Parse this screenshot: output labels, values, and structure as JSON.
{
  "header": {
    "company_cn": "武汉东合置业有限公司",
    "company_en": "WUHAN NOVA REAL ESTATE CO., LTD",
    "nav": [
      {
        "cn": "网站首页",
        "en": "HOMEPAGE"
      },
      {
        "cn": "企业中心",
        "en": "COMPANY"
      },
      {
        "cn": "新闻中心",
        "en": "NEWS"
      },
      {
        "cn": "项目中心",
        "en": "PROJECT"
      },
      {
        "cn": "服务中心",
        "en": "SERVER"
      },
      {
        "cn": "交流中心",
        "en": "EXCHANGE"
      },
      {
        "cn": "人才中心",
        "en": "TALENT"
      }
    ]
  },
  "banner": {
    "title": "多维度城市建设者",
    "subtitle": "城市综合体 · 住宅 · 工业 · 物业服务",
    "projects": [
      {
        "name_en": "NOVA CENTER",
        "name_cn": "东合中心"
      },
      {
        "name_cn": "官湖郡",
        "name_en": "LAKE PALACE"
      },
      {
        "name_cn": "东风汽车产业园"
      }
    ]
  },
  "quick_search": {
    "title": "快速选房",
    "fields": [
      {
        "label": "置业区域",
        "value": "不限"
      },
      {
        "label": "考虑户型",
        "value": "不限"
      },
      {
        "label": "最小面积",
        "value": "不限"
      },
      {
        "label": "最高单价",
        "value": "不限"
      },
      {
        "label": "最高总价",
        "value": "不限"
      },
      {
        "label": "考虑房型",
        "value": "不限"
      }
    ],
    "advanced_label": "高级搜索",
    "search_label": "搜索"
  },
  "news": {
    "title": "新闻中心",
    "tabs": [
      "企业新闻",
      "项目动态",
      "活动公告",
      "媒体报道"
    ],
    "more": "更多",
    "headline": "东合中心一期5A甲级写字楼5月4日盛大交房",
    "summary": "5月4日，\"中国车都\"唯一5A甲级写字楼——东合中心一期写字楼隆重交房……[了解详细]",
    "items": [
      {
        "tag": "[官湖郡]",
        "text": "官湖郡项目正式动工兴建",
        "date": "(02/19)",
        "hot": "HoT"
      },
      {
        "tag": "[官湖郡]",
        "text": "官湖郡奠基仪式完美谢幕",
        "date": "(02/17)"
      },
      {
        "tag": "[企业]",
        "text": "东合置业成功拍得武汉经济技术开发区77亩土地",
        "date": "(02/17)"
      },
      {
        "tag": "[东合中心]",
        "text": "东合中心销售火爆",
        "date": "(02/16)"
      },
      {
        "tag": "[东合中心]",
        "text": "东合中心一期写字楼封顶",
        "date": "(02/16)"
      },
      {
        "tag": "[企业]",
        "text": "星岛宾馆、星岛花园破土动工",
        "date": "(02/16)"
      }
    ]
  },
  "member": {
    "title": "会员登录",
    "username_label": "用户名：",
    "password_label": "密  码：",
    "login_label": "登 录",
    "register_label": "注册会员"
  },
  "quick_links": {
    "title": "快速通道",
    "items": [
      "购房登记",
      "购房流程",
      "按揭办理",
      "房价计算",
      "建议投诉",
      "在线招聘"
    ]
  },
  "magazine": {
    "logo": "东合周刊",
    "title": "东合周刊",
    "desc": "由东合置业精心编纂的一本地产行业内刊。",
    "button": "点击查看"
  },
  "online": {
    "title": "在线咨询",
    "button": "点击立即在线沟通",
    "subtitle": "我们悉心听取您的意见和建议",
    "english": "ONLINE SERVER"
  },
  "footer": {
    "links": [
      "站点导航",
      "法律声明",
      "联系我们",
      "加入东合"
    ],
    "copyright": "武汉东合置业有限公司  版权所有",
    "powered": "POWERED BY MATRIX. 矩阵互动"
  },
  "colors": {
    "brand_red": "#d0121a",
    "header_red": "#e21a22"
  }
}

-- -- --

**SHORT TASK:** Give back each line above precisely as it stands.

**RESULT BELOW:**
Parse this screenshot: output labels, values, and structure as JSON.
{
  "header": {
    "company_cn": "武汉东合置业有限公司",
    "company_en": "WUHAN NOVA REAL ESTATE CO., LTD",
    "nav": [
      {
        "cn": "网站首页",
        "en": "HOMEPAGE"
      },
      {
        "cn": "企业中心",
        "en": "COMPANY"
      },
      {
        "cn": "新闻中心",
        "en": "NEWS"
      },
      {
        "cn": "项目中心",
        "en": "PROJECT"
      },
      {
        "cn": "服务中心",
        "en": "SERVER"
      },
      {
        "cn": "交流中心",
        "en": "EXCHANGE"
      },
      {
        "cn": "人才中心",
        "en": "TALENT"
      }
    ]
  },
  "banner": {
    "title": "多维度城市建设者",
    "subtitle": "城市综合体 · 住宅 · 工业 · 物业服务",
    "projects": [
      {
        "name_en": "NOVA CENTER",
        "name_cn": "东合中心"
      },
      {
        "name_cn": "官湖郡",
        "name_en": "LAKE PALACE"
      },
      {
        "name_cn": "东风汽车产业园"
      }
    ]
  },
  "quick_search": {
    "title": "快速选房",
    "fields": [
      {
        "label": "置业区域",
        "value": "不限"
      },
      {
        "label": "考虑户型",
        "value": "不限"
      },
      {
        "label": "最小面积",
        "value": "不限"
      },
      {
        "label": "最高单价",
        "value": "不限"
      },
      {
        "label": "最高总价",
        "value": "不限"
      },
      {
        "label": "考虑房型",
        "value": "不限"
      }
    ],
    "advanced_label": "高级搜索",
    "search_label": "搜索"
  },
  "news": {
    "title": "新闻中心",
    "tabs": [
      "企业新闻",
      "项目动态",
      "活动公告",
      "媒体报道"
    ],
    "more": "更多",
    "headline": "东合中心一期5A甲级写字楼5月4日盛大交房",
    "summary": "5月4日，\"中国车都\"唯一5A甲级写字楼——东合中心一期写字楼隆重交房……[了解详细]",
    "items": [
      {
        "tag": "[官湖郡]",
        "text": "官湖郡项目正式动工兴建",
        "date": "(02/19)",
        "hot": "HoT"
      },
      {
        "tag": "[官湖郡]",
        "text": "官湖郡奠基仪式完美谢幕",
        "date": "(02/17)"
      },
      {
        "tag": "[企业]",
        "text": "东合置业成功拍得武汉经济技术开发区77亩土地",
        "date": "(02/17)"
      },
      {
        "tag": "[东合中心]",
        "text": "东合中心销售火爆",
        "date": "(02/16)"
      },
      {
        "tag": "[东合中心]",
        "text": "东合中心一期写字楼封顶",
        "date": "(02/16)"
      },
      {
        "tag": "[企业]",
        "text": "星岛宾馆、星岛花园破土动工",
        "date": "(02/16)"
      }
    ]
  },
  "member": {
    "title": "会员登录",
    "username_label": "用户名：",
    "password_label": "密  码：",
    "login_label": "登 录",
    "register_label": "注册会员"
  },
  "quick_links": {
    "title": "快速通道",
    "items": [
      "购房登记",
      "购房流程",
      "按揭办理",
      "房价计算",
      "建议投诉",
      "在线招聘"
    ]
  },
  "magazine": {
    "logo": "东合周刊",
    "title": "东合周刊",
    "desc": "由东合置业精心编纂的一本地产行业内刊。",
    "button": "点击查看"
  },
  "online": {
    "title": "在线咨询",
    "button": "点击立即在线沟通",
    "subtitle": "我们悉心听取您的意见和建议",
    "english": "ONLINE SERVER"
  },
  "footer": {
    "links": [
      "站点导航",
      "法律声明",
      "联系我们",
      "加入东合"
    ],
    "copyright": "武汉东合置业有限公司  版权所有",
    "powered": "POWERED BY MATRIX. 矩阵互动"
  },
  "colors": {
    "brand_red": "#d0121a",
    "header_red": "#e21a22"
  }
}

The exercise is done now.